— GOAL —
Please copy the entries word for word, from the very first line up to and including the line with "x-tick-label: 4 [1444, 573, 1454, 590]".

— RECORDS PROVIDED —
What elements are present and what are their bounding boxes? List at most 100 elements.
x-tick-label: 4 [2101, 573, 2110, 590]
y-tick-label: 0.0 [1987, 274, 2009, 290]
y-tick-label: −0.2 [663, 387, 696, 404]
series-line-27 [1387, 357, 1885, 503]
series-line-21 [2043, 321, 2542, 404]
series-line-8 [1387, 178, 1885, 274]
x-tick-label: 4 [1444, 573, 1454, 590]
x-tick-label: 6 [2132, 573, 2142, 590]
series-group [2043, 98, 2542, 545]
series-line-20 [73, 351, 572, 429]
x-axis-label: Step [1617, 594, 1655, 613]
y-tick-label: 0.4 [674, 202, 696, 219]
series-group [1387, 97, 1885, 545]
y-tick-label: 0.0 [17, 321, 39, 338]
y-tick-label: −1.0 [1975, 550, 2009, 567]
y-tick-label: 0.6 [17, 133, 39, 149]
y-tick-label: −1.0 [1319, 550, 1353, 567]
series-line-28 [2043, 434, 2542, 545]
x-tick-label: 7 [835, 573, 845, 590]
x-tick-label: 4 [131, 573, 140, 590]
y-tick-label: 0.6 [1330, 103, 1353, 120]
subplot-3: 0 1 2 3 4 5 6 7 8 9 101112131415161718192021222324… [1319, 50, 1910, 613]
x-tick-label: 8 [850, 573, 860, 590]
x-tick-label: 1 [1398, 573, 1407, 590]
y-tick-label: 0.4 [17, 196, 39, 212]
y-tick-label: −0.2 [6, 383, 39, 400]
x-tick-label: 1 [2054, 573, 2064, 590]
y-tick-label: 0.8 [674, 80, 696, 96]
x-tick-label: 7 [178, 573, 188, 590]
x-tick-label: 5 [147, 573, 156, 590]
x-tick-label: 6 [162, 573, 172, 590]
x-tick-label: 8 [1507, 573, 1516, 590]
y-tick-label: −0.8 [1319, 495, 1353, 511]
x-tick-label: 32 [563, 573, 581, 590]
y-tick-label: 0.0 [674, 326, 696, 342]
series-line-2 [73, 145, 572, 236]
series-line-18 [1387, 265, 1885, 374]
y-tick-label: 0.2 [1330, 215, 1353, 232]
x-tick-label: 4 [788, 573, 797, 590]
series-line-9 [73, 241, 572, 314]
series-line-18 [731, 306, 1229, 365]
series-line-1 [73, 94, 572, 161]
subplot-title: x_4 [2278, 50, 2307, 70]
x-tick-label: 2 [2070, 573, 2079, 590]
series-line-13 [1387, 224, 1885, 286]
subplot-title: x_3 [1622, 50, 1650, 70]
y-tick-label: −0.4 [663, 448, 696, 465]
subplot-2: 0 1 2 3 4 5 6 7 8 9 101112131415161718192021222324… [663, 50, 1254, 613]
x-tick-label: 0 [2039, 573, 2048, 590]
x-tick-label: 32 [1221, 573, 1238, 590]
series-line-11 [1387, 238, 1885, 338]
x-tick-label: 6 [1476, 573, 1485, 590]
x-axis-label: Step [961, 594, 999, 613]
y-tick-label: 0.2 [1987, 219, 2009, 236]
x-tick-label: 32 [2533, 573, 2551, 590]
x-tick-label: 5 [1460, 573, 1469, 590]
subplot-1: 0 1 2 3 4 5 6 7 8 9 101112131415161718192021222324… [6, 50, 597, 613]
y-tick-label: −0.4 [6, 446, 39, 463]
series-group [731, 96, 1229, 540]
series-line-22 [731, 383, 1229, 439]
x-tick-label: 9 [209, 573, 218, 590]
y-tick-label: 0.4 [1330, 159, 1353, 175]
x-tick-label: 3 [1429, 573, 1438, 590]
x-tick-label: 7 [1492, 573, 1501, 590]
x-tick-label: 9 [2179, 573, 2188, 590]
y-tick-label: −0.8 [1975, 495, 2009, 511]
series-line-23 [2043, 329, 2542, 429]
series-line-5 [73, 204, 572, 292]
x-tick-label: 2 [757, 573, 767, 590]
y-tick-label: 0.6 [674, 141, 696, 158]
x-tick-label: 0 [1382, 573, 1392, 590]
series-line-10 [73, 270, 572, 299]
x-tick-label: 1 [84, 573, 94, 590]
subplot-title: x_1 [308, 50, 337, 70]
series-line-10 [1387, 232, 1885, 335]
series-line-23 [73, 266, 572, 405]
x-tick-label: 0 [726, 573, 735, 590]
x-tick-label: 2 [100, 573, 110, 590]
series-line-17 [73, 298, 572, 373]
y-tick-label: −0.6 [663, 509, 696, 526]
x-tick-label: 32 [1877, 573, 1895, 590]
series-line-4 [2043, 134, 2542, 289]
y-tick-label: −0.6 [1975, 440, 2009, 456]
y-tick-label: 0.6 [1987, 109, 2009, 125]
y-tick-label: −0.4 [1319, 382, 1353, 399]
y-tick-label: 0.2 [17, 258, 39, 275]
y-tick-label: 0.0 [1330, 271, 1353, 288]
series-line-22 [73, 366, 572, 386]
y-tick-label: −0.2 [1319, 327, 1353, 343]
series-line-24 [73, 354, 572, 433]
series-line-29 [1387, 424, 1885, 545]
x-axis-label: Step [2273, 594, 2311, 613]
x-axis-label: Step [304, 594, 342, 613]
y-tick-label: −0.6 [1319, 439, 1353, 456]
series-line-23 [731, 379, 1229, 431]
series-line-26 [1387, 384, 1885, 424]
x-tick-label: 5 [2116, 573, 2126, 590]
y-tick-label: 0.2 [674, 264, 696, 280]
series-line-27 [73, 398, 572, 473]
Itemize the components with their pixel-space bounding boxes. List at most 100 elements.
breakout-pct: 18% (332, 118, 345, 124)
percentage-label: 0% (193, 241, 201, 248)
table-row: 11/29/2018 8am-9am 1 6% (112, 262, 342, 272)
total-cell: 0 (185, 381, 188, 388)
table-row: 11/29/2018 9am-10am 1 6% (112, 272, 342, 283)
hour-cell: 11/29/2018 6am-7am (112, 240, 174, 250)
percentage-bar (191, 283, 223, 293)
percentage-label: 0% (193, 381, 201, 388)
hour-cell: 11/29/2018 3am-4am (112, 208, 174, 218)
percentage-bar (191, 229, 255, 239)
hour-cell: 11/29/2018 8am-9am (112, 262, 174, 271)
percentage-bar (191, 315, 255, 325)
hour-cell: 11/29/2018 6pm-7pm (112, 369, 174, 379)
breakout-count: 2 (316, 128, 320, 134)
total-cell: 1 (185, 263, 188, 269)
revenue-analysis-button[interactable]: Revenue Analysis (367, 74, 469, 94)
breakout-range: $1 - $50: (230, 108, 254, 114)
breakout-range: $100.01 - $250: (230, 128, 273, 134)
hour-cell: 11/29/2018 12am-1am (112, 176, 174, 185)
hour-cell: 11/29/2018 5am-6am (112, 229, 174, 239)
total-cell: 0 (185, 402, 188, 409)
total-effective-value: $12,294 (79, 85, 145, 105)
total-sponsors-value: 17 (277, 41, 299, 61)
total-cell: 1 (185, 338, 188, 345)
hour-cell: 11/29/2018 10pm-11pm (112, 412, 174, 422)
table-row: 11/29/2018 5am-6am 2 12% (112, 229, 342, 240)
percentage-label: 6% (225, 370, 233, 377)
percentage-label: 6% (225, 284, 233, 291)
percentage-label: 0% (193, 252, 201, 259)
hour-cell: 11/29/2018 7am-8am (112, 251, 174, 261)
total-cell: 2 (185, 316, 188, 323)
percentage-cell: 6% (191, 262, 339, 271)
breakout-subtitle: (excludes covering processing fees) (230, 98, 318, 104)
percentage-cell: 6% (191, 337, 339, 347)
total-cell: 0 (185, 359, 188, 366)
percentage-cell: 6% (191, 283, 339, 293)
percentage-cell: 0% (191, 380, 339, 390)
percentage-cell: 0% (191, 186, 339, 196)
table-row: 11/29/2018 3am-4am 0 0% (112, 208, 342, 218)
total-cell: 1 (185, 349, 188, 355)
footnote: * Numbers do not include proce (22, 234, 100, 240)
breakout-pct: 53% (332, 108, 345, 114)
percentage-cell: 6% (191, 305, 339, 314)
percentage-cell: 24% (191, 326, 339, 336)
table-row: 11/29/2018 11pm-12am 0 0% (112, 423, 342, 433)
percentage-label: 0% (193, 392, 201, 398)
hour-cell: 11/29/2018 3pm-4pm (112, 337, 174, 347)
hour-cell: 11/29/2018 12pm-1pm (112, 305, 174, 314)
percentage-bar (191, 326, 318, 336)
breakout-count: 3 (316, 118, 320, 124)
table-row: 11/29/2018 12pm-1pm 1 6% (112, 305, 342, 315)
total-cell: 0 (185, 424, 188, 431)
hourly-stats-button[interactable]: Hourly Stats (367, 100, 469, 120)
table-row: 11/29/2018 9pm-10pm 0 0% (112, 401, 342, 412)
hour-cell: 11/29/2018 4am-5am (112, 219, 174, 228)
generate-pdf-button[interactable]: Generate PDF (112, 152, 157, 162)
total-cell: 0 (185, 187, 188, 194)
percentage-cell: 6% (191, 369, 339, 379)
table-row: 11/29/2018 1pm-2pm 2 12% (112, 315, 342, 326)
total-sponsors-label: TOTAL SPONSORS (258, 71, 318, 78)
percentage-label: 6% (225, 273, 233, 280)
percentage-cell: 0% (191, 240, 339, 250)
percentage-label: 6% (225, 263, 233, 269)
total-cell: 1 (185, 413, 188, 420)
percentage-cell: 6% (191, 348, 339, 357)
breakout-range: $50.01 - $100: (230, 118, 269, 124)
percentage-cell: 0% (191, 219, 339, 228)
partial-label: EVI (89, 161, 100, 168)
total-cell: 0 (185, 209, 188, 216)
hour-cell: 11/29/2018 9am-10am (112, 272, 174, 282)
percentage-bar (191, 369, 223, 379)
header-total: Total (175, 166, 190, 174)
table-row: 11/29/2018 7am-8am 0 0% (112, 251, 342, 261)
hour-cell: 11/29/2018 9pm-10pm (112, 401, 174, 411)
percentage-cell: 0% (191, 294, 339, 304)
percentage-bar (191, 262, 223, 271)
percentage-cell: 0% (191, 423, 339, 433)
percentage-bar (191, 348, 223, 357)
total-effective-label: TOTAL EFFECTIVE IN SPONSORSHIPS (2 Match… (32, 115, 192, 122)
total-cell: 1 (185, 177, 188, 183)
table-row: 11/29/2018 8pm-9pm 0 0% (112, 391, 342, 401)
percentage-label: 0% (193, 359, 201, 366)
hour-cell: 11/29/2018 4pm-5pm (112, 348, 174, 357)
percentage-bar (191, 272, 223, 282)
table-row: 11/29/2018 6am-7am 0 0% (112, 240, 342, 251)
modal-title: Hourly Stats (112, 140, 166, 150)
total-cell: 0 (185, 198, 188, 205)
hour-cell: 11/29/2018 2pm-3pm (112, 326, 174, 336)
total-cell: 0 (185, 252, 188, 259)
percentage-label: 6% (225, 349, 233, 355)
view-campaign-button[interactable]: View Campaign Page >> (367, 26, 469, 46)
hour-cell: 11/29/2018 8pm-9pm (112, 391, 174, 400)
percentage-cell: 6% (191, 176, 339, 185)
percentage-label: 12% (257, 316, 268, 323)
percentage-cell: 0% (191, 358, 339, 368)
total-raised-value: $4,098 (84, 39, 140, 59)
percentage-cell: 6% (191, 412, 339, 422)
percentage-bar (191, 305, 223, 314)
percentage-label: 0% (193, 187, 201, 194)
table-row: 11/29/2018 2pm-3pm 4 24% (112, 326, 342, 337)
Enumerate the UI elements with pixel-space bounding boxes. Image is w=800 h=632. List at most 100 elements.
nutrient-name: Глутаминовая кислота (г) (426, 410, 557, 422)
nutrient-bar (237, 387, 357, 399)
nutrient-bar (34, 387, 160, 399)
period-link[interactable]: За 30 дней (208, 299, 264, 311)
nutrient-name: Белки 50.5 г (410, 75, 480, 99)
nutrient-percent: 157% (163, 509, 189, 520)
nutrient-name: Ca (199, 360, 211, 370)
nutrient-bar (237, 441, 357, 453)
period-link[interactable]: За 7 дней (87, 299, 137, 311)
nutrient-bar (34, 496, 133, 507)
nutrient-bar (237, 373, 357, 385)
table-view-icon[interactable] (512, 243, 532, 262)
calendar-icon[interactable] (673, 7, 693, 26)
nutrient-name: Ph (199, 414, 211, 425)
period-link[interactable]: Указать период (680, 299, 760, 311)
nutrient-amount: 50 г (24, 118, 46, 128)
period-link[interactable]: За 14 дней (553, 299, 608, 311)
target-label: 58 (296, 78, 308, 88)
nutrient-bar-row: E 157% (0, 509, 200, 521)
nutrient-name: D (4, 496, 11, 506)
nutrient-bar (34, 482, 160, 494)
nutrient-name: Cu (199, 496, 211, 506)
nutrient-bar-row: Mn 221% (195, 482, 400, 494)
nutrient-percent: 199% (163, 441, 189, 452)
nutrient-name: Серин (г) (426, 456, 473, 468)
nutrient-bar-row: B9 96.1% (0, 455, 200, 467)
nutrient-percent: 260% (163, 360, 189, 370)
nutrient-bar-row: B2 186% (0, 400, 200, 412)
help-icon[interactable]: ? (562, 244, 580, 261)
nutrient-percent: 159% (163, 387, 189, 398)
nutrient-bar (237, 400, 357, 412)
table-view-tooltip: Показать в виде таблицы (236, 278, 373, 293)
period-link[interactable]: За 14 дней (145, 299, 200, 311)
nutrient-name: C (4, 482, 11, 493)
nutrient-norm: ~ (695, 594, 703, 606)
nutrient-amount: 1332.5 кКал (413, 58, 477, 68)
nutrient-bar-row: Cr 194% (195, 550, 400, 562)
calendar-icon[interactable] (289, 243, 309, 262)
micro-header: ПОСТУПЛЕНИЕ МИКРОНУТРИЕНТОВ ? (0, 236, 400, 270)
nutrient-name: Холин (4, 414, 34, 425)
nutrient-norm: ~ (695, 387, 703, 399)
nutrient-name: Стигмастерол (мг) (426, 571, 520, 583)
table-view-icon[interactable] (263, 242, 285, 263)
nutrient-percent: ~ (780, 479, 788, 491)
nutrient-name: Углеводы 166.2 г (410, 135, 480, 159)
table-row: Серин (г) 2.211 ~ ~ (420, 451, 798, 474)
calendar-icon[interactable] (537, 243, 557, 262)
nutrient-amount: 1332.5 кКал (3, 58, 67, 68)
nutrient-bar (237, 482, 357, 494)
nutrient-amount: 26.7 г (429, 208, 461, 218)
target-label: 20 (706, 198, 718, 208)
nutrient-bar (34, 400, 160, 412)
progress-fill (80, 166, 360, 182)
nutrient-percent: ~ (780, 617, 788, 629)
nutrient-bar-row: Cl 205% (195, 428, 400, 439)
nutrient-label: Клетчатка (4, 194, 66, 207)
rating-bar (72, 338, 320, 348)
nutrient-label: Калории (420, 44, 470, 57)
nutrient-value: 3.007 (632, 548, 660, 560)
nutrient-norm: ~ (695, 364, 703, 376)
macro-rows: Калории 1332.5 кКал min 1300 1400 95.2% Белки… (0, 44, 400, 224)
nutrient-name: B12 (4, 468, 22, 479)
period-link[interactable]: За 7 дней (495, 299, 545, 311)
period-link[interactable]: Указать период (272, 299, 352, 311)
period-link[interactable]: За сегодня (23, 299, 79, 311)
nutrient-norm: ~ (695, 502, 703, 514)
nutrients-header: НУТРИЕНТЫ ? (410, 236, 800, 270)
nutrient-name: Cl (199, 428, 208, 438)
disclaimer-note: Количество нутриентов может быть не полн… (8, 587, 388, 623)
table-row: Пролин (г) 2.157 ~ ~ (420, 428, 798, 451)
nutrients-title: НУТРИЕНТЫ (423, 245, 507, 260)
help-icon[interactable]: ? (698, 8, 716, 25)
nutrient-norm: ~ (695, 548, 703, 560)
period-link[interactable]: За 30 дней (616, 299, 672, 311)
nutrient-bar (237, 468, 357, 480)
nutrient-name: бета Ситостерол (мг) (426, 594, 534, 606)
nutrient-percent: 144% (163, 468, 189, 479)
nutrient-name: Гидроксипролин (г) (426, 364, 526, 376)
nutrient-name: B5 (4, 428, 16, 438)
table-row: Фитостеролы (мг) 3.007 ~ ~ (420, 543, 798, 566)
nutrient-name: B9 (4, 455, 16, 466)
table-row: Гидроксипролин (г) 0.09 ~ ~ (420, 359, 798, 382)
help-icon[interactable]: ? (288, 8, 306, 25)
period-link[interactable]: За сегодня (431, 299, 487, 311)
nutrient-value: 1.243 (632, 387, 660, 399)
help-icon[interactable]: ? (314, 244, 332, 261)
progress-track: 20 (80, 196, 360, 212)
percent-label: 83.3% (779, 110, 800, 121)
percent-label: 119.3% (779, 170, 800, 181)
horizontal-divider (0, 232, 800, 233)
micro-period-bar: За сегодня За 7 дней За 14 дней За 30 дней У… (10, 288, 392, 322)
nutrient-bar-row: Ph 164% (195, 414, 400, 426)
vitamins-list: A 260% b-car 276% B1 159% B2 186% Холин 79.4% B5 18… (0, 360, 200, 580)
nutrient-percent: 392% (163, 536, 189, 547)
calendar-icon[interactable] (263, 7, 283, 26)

— TASK OUTPUT —
What elements are present and what are their bounding boxes? List at most 100 elements.
x-tick-label: 4 [2101, 573, 2110, 590]
y-tick-label: 0.0 [1987, 274, 2009, 290]
y-tick-label: −0.2 [663, 387, 696, 404]
series-line-27 [1387, 357, 1885, 503]
series-line-21 [2043, 321, 2542, 404]
series-line-8 [1387, 178, 1885, 274]
x-tick-label: 4 [1444, 573, 1454, 590]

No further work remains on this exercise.